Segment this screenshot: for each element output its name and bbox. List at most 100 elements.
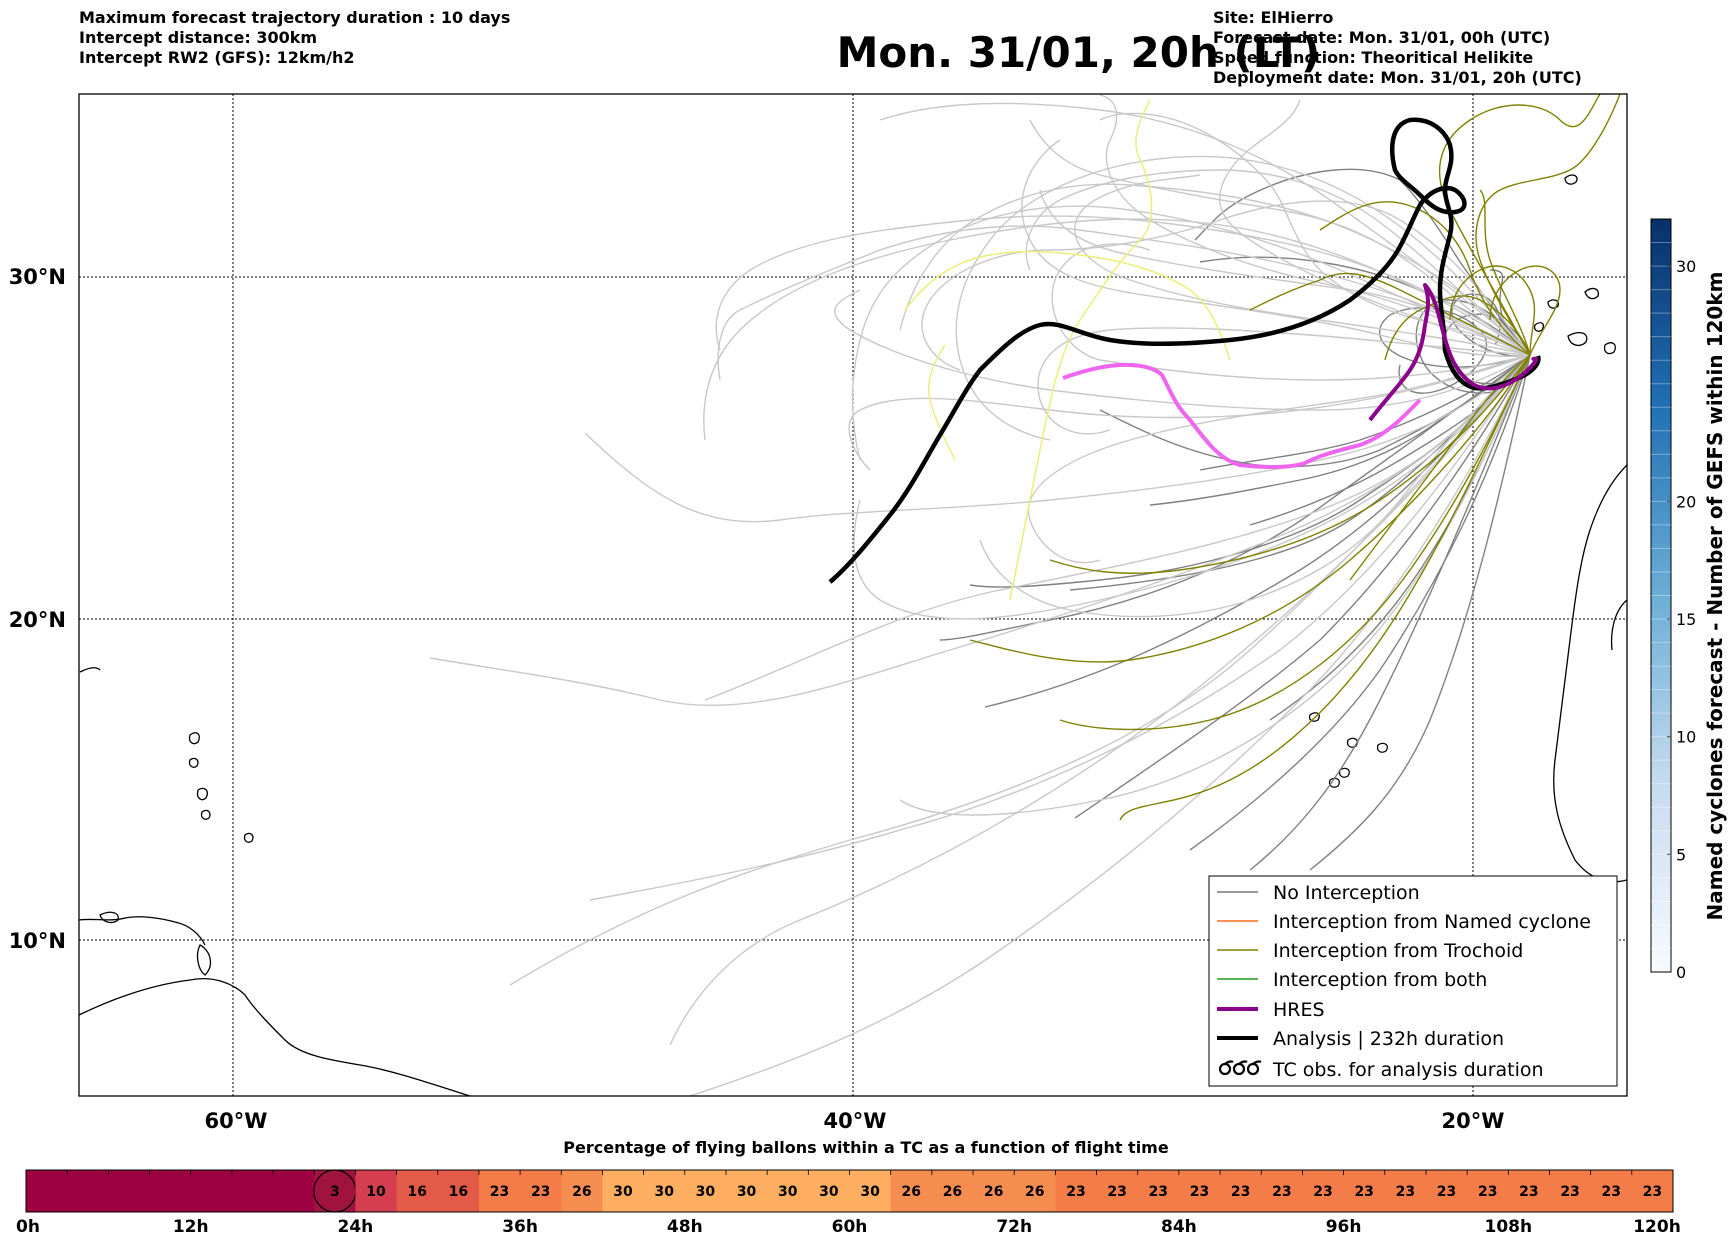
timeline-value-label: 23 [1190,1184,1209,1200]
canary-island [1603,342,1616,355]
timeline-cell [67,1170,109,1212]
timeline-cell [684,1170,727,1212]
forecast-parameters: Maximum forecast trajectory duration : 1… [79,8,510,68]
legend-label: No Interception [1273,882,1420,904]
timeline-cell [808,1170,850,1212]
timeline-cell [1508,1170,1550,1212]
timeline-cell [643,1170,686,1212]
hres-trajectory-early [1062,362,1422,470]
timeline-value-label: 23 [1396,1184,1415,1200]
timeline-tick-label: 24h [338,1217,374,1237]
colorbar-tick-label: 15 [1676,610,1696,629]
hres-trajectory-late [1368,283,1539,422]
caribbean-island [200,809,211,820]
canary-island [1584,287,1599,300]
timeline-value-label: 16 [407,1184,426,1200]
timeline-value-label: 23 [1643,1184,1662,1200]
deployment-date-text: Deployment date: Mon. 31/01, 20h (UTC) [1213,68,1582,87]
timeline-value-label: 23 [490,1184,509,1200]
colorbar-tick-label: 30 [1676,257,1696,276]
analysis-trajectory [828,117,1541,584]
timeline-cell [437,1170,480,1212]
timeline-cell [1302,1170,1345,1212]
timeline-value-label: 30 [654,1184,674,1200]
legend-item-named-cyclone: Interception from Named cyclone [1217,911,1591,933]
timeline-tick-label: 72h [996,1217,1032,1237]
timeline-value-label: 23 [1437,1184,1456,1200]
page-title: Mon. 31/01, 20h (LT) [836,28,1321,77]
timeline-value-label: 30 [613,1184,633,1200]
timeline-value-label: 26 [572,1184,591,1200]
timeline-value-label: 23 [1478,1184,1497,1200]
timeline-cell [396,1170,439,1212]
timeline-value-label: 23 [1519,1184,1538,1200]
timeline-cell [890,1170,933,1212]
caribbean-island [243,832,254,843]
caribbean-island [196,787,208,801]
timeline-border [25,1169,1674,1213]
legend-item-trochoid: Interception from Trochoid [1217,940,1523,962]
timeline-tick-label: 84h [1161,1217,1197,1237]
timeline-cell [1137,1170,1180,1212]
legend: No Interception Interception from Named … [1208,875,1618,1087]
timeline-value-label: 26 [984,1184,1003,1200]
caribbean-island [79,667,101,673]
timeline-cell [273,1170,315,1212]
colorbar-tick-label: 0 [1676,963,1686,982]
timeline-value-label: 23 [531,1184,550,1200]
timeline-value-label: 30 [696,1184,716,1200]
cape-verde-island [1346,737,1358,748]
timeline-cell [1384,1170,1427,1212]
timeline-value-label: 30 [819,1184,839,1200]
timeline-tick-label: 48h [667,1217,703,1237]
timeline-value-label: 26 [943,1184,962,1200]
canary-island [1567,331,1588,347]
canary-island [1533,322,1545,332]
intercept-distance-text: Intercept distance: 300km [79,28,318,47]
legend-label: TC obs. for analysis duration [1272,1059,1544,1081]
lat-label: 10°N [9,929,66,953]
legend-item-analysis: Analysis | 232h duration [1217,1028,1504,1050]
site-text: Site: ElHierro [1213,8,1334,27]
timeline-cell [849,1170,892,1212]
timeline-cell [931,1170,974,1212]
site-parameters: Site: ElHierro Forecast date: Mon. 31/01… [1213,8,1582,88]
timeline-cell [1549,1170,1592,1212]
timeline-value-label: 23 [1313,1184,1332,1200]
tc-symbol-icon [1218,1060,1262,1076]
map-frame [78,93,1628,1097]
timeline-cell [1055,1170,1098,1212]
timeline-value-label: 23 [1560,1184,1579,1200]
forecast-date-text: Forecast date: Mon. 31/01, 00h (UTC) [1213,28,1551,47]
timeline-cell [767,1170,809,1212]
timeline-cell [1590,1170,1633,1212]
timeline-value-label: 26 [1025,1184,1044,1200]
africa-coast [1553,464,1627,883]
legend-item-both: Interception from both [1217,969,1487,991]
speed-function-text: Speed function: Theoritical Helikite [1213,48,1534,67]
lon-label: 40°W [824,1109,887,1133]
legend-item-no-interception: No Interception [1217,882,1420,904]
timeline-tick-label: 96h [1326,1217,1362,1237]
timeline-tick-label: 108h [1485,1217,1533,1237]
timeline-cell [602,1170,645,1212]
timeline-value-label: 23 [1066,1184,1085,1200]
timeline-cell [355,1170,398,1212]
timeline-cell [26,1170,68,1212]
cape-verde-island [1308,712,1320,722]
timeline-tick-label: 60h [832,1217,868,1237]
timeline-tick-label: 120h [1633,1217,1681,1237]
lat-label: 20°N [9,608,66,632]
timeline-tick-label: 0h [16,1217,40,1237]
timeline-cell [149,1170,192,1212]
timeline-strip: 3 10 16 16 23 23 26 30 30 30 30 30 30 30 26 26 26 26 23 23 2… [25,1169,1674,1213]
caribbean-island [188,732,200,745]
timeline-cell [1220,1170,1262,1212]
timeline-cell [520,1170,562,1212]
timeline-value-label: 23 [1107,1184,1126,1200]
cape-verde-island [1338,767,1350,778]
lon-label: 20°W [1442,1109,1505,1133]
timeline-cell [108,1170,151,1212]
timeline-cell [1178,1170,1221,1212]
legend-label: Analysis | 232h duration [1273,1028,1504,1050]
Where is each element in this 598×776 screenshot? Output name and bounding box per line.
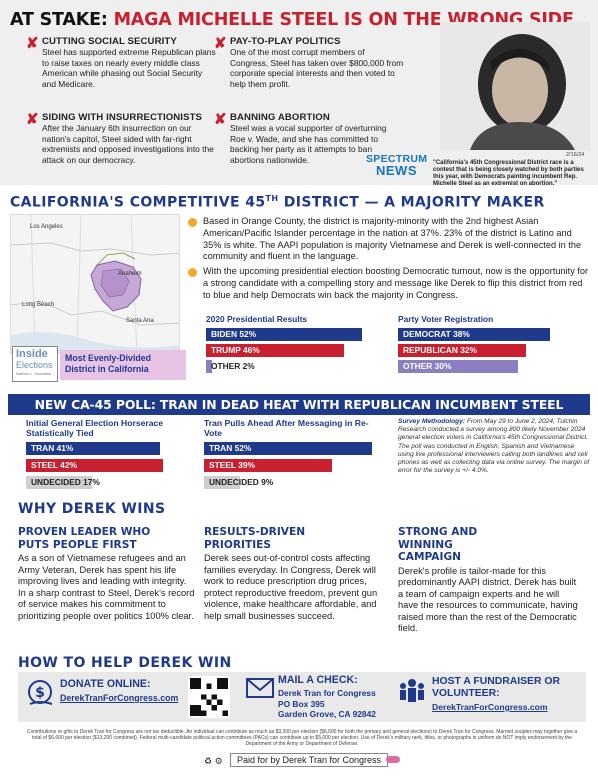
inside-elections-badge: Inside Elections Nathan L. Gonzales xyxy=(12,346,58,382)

> [Objective]:
Reproduce every line of the records above verbatim, leaving out the pictures.

> [Output of the exercise]:
Segment this screenshot: for each element output its name and bbox. List at most 100 elements.
timeline-value-label: 23 [1190,1184,1209,1200]
canary-island [1603,342,1616,355]
timeline-cell [67,1170,109,1212]
timeline-cell [684,1170,727,1212]
forecast-parameters: Maximum forecast trajectory duration : 1… [79,8,510,68]
legend-label: No Interception [1273,882,1420,904]
timeline-cell [808,1170,850,1212]
timeline-cell [1508,1170,1550,1212]
timeline-cell [643,1170,686,1212]
hres-trajectory-early [1062,362,1422,470]
timeline-value-label: 23 [1396,1184,1415,1200]
timeline-tick-label: 24h [338,1217,374,1237]
colorbar-tick-label: 15 [1676,610,1696,629]
hres-trajectory-late [1368,283,1539,422]
caribbean-island [200,809,211,820]
canary-island [1584,287,1599,300]
timeline-value-label: 16 [407,1184,426,1200]
timeline-value-label: 23 [1643,1184,1662,1200]
deployment-date-text: Deployment date: Mon. 31/01, 20h (UTC) [1213,68,1582,87]
timeline-value-label: 23 [490,1184,509,1200]
colorbar-tick-label: 30 [1676,257,1696,276]
analysis-trajectory [828,117,1541,584]
timeline-cell [437,1170,480,1212]
timeline-cell [1302,1170,1345,1212]
timeline-value-label: 30 [654,1184,674,1200]
legend-item-named-cyclone: Interception from Named cyclone [1217,911,1591,933]
timeline-tick-label: 72h [996,1217,1032,1237]
timeline-value-label: 23 [1437,1184,1456,1200]
page-title: Mon. 31/01, 20h (LT) [836,28,1321,77]
timeline-value-label: 30 [613,1184,633,1200]
timeline-value-label: 26 [572,1184,591,1200]
timeline-value-label: 23 [1478,1184,1497,1200]
timeline-cell [396,1170,439,1212]
timeline-value-label: 23 [1519,1184,1538,1200]
timeline-cell [890,1170,933,1212]
caribbean-island [243,832,254,843]
caribbean-island [196,787,208,801]
timeline-border [25,1169,1674,1213]
legend-item-trochoid: Interception from Trochoid [1217,940,1523,962]
timeline-tick-label: 84h [1161,1217,1197,1237]
timeline-cell [1137,1170,1180,1212]
legend: No Interception Interception from Named … [1208,875,1618,1087]
timeline-value-label: 26 [984,1184,1003,1200]
caribbean-island [79,667,101,673]
timeline-cell [273,1170,315,1212]
colorbar-tick-label: 0 [1676,963,1686,982]
timeline-value-label: 23 [531,1184,550,1200]
timeline-value-label: 30 [696,1184,716,1200]
cape-verde-island [1346,737,1358,748]
timeline-cell [1384,1170,1427,1212]
timeline-value-label: 30 [819,1184,839,1200]
timeline-tick-label: 48h [667,1217,703,1237]
timeline-value-label: 26 [943,1184,962,1200]
canary-island [1567,331,1588,347]
canary-island [1533,322,1545,332]
intercept-distance-text: Intercept distance: 300km [79,28,318,47]
legend-label: TC obs. for analysis duration [1272,1059,1544,1081]
lat-label: 10°N [9,929,66,953]
legend-item-analysis: Analysis | 232h duration [1217,1028,1504,1050]
site-text: Site: ElHierro [1213,8,1334,27]
timeline-cell [849,1170,892,1212]
timeline-cell [931,1170,974,1212]
site-parameters: Site: ElHierro Forecast date: Mon. 31/01… [1213,8,1582,88]
timeline-cell [1549,1170,1592,1212]
timeline-value-label: 23 [1313,1184,1332,1200]
tc-symbol-icon [1218,1060,1262,1076]
map-frame [78,93,1628,1097]
timeline-cell [1055,1170,1098,1212]
timeline-value-label: 23 [1560,1184,1579,1200]
forecast-date-text: Forecast date: Mon. 31/01, 00h (UTC) [1213,28,1551,47]
timeline-cell [767,1170,809,1212]
timeline-cell [1590,1170,1633,1212]
timeline-value-label: 26 [1025,1184,1044,1200]
africa-coast [1553,464,1627,883]
legend-item-both: Interception from both [1217,969,1487,991]
speed-function-text: Speed function: Theoritical Helikite [1213,48,1534,67]
lon-label: 40°W [824,1109,887,1133]
legend-item-no-interception: No Interception [1217,882,1420,904]
timeline-tick-label: 96h [1326,1217,1362,1237]
timeline-tick-label: 108h [1485,1217,1533,1237]
timeline-cell [602,1170,645,1212]
timeline-value-label: 23 [1066,1184,1085,1200]
timeline-cell [355,1170,398,1212]
timeline-cell [26,1170,68,1212]
cape-verde-island [1308,712,1320,722]
timeline-tick-label: 60h [832,1217,868,1237]
timeline-tick-label: 120h [1633,1217,1681,1237]
lat-label: 20°N [9,608,66,632]
timeline-tick-label: 0h [16,1217,40,1237]
timeline-cell [149,1170,192,1212]
timeline-strip: 3 10 16 16 23 23 26 30 30 30 30 30 30 30 26 26 26 26 23 23 2… [25,1169,1674,1213]
caribbean-island [188,732,200,745]
timeline-cell [1220,1170,1262,1212]
timeline-cell [520,1170,562,1212]
timeline-value-label: 23 [1107,1184,1126,1200]
cape-verde-island [1338,767,1350,778]
lon-label: 20°W [1442,1109,1505,1133]
timeline-cell [108,1170,151,1212]
timeline-cell [1178,1170,1221,1212]
legend-label: Analysis | 232h duration [1273,1028,1504,1050]
Where is each element in this 598×776 screenshot? Output name and bounding box per line.
inside-elections-badge: Inside Elections Nathan L. Gonzales xyxy=(12,346,58,382)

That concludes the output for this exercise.